Supplied data:
--- Begin ---

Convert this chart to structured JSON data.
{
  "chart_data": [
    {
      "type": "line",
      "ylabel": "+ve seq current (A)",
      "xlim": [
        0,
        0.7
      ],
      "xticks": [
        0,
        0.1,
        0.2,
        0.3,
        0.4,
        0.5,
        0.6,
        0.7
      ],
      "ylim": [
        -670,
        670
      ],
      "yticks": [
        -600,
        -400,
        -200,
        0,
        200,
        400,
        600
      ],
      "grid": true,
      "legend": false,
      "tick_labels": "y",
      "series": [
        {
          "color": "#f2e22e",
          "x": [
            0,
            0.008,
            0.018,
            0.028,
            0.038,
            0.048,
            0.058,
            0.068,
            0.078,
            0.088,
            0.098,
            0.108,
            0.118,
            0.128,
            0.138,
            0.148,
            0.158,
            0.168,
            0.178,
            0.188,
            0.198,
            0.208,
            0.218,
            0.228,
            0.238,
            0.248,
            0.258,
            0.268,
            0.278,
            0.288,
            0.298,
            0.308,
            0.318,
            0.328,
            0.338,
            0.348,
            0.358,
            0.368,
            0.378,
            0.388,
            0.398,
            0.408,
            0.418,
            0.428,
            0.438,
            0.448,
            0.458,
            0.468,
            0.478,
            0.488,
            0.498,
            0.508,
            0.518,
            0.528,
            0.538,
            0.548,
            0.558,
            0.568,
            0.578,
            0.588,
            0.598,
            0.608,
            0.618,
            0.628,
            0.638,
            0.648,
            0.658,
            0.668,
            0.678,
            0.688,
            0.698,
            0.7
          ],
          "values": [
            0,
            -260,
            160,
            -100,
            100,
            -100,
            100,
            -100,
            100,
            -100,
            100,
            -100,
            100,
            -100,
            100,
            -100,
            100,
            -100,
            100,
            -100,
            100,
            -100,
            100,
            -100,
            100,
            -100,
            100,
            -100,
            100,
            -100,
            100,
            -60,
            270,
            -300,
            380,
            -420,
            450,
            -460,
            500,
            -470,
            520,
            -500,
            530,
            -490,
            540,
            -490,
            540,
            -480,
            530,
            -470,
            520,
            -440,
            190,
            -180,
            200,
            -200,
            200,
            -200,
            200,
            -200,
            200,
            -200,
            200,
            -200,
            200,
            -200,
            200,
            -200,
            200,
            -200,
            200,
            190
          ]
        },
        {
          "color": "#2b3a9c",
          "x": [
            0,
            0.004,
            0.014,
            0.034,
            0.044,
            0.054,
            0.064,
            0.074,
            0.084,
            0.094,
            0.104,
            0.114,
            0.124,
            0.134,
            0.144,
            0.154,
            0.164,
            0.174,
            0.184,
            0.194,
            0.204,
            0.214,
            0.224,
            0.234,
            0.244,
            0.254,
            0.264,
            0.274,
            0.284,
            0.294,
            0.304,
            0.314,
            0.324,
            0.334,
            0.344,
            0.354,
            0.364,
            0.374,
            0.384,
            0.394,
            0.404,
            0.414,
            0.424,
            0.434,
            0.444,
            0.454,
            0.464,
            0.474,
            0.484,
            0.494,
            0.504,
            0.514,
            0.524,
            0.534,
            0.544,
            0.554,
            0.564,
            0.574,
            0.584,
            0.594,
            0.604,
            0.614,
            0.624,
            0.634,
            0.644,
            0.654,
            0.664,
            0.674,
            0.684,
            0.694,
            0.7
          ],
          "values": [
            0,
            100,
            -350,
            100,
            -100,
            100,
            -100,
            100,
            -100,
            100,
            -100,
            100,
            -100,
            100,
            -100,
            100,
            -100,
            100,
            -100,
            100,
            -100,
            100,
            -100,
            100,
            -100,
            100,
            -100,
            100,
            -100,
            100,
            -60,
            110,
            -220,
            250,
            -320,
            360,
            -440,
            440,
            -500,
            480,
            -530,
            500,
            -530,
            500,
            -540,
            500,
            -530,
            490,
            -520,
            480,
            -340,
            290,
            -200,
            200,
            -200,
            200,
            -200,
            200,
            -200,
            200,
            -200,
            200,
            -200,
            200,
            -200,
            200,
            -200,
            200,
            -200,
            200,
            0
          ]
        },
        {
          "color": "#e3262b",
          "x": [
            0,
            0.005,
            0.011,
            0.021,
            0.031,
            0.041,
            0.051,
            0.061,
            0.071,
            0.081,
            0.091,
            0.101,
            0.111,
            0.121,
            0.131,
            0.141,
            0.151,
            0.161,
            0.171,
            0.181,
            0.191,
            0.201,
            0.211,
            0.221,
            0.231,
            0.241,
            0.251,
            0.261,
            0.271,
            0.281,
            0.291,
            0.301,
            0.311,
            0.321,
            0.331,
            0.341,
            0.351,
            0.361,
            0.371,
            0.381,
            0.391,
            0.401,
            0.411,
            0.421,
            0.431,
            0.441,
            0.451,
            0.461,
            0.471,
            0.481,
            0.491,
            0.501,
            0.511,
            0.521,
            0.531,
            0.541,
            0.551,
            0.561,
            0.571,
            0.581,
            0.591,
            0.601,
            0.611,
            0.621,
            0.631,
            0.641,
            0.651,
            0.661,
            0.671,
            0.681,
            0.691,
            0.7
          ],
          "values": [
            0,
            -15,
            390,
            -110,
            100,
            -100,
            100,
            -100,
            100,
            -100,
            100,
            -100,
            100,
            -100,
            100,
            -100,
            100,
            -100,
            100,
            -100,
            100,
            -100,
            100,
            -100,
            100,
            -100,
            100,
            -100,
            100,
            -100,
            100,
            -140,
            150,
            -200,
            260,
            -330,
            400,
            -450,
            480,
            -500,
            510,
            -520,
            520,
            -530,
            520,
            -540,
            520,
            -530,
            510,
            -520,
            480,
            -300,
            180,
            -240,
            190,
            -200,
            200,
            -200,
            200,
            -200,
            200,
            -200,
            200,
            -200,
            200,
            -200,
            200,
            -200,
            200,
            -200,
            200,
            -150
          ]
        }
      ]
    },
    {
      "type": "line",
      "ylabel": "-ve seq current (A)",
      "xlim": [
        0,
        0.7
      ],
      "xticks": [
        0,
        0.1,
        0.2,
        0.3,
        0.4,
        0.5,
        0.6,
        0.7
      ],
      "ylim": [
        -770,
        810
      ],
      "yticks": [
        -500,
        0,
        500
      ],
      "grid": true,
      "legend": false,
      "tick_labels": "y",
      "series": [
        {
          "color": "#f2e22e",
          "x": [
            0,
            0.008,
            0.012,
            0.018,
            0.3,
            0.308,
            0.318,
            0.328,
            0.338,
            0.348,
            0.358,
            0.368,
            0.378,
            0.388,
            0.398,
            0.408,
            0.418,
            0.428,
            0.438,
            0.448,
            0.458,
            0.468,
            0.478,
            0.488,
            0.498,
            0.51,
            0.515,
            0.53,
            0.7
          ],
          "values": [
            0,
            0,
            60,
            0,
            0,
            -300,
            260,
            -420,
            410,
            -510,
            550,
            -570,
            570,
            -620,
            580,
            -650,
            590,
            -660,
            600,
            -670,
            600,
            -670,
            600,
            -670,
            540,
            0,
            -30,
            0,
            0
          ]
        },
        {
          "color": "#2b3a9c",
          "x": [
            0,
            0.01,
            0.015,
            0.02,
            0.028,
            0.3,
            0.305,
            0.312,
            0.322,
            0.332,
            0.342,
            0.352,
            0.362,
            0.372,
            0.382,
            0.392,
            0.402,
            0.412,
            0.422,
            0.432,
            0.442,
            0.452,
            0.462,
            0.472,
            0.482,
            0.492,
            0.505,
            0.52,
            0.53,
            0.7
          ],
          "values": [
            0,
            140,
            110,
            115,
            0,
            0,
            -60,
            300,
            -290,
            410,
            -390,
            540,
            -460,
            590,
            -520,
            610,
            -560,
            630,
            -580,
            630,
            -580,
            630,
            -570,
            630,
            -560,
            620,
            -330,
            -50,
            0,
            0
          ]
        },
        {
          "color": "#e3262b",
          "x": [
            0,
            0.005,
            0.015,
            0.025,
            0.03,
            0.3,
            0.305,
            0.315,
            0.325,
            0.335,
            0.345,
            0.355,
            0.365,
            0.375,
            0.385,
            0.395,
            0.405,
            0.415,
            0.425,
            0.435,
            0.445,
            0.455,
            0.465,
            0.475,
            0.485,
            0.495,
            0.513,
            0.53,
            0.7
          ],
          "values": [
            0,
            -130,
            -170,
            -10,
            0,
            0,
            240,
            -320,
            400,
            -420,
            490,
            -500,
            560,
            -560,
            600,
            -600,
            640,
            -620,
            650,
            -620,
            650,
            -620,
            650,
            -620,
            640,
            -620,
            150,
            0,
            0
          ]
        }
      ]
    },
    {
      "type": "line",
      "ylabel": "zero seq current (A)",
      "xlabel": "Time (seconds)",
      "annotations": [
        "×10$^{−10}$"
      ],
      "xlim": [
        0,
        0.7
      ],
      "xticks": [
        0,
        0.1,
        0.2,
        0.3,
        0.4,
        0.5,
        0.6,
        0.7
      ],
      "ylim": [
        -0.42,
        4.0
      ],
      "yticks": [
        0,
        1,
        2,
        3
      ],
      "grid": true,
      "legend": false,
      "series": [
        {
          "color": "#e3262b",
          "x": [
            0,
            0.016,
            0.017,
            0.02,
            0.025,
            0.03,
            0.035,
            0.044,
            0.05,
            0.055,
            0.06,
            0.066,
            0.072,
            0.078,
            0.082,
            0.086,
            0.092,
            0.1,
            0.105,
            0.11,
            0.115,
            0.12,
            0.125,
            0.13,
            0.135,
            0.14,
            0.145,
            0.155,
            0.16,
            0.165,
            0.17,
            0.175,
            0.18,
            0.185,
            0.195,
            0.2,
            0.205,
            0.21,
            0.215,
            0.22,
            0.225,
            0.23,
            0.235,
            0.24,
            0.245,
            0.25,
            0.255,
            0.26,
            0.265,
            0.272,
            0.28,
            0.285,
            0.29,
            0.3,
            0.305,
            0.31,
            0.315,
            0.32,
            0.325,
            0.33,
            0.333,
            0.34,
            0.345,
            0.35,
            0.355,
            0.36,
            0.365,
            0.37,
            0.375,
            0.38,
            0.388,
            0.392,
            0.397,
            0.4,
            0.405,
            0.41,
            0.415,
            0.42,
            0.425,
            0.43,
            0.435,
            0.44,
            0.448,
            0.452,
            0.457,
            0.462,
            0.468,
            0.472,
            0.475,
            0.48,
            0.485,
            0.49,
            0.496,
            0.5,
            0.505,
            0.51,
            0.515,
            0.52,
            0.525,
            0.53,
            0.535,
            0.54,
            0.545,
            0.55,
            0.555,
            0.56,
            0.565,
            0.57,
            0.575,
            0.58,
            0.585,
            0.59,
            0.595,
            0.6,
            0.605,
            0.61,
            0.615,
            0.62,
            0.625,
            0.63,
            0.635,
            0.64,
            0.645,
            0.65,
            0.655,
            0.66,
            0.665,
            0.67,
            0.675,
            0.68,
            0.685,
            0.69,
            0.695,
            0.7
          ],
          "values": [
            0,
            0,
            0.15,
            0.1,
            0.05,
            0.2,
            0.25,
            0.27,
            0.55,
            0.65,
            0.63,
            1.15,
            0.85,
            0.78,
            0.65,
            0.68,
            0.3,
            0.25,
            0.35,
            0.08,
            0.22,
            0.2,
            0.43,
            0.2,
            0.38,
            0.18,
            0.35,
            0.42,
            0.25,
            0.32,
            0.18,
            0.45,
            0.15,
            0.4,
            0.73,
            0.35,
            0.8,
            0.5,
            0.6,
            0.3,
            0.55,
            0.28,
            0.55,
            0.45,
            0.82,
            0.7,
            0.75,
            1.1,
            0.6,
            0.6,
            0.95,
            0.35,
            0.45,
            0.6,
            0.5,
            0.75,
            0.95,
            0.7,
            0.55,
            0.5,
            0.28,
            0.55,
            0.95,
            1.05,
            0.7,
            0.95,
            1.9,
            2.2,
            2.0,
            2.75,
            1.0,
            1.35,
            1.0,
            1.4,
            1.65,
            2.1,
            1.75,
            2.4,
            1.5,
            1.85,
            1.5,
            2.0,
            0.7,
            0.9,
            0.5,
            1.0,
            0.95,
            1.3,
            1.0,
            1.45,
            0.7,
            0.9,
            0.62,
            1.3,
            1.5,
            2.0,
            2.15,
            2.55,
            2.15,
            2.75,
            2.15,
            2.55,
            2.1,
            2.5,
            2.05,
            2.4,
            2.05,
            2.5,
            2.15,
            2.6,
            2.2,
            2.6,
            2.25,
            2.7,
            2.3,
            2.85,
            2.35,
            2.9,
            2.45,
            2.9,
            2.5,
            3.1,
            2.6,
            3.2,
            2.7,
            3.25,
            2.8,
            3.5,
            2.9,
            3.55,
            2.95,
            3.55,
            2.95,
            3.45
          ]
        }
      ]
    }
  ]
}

--- End ---

Pull every line holding "current" out of the records.

      "ylabel": "+ve seq current (A)",
      "ylabel": "-ve seq current (A)",
      "ylabel": "zero seq current (A)",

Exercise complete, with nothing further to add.